▶ **What is being asked**: Repeat every record below exactly as written.

....

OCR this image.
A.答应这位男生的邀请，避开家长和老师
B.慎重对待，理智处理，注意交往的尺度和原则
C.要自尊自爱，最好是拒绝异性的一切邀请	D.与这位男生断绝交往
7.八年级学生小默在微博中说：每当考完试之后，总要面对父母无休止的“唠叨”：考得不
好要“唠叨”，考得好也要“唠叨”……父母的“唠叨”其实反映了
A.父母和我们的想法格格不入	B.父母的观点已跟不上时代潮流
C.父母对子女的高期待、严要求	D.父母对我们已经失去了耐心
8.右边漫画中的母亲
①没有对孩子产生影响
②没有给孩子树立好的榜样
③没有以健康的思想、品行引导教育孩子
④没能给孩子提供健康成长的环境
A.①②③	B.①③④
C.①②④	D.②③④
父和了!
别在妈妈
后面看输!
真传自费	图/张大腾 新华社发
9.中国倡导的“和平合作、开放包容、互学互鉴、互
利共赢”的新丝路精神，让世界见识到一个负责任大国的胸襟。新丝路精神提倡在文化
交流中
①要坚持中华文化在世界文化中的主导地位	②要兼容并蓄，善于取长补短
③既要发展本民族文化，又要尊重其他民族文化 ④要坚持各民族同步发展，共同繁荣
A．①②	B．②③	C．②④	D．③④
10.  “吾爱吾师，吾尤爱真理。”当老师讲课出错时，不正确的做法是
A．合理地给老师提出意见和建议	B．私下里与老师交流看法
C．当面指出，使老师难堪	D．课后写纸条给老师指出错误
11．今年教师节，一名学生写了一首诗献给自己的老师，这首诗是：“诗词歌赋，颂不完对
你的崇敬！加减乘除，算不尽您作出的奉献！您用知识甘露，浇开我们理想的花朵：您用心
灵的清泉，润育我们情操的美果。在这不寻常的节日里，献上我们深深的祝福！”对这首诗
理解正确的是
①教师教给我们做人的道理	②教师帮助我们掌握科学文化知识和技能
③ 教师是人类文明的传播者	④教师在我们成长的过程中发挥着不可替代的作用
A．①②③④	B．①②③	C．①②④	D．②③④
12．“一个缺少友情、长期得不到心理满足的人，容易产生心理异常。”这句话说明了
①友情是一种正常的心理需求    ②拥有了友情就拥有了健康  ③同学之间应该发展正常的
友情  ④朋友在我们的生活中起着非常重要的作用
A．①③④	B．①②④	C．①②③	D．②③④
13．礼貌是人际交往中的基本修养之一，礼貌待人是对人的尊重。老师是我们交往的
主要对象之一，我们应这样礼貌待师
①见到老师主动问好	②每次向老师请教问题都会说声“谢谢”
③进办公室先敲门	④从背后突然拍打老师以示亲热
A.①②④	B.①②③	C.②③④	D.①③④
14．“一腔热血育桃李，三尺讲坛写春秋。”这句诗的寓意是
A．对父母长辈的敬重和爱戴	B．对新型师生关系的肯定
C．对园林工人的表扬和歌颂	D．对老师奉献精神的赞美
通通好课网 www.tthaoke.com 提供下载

....

▶ **Reply to the task**:
OCR this image.
A.答应这位男生的邀请，避开家长和老师
B.慎重对待，理智处理，注意交往的尺度和原则
C.要自尊自爱，最好是拒绝异性的一切邀请	D.与这位男生断绝交往
7.八年级学生小默在微博中说：每当考完试之后，总要面对父母无休止的“唠叨”：考得不
好要“唠叨”，考得好也要“唠叨”……父母的“唠叨”其实反映了
A.父母和我们的想法格格不入	B.父母的观点已跟不上时代潮流
C.父母对子女的高期待、严要求	D.父母对我们已经失去了耐心
8.右边漫画中的母亲
①没有对孩子产生影响
②没有给孩子树立好的榜样
③没有以健康的思想、品行引导教育孩子
④没能给孩子提供健康成长的环境
A.①②③	B.①③④
C.①②④	D.②③④
父和了!
别在妈妈
后面看输!
真传自费	图/张大腾 新华社发
9.中国倡导的“和平合作、开放包容、互学互鉴、互
利共赢”的新丝路精神，让世界见识到一个负责任大国的胸襟。新丝路精神提倡在文化
交流中
①要坚持中华文化在世界文化中的主导地位	②要兼容并蓄，善于取长补短
③既要发展本民族文化，又要尊重其他民族文化 ④要坚持各民族同步发展，共同繁荣
A．①②	B．②③	C．②④	D．③④
10.  “吾爱吾师，吾尤爱真理。”当老师讲课出错时，不正确的做法是
A．合理地给老师提出意见和建议	B．私下里与老师交流看法
C．当面指出，使老师难堪	D．课后写纸条给老师指出错误
11．今年教师节，一名学生写了一首诗献给自己的老师，这首诗是：“诗词歌赋，颂不完对
你的崇敬！加减乘除，算不尽您作出的奉献！您用知识甘露，浇开我们理想的花朵：您用心
灵的清泉，润育我们情操的美果。在这不寻常的节日里，献上我们深深的祝福！”对这首诗
理解正确的是
①教师教给我们做人的道理	②教师帮助我们掌握科学文化知识和技能
③ 教师是人类文明的传播者	④教师在我们成长的过程中发挥着不可替代的作用
A．①②③④	B．①②③	C．①②④	D．②③④
12．“一个缺少友情、长期得不到心理满足的人，容易产生心理异常。”这句话说明了
①友情是一种正常的心理需求    ②拥有了友情就拥有了健康  ③同学之间应该发展正常的
友情  ④朋友在我们的生活中起着非常重要的作用
A．①③④	B．①②④	C．①②③	D．②③④
13．礼貌是人际交往中的基本修养之一，礼貌待人是对人的尊重。老师是我们交往的
主要对象之一，我们应这样礼貌待师
①见到老师主动问好	②每次向老师请教问题都会说声“谢谢”
③进办公室先敲门	④从背后突然拍打老师以示亲热
A.①②④	B.①②③	C.②③④	D.①③④
14．“一腔热血育桃李，三尺讲坛写春秋。”这句诗的寓意是
A．对父母长辈的敬重和爱戴	B．对新型师生关系的肯定
C．对园林工人的表扬和歌颂	D．对老师奉献精神的赞美
通通好课网 www.tthaoke.com 提供下载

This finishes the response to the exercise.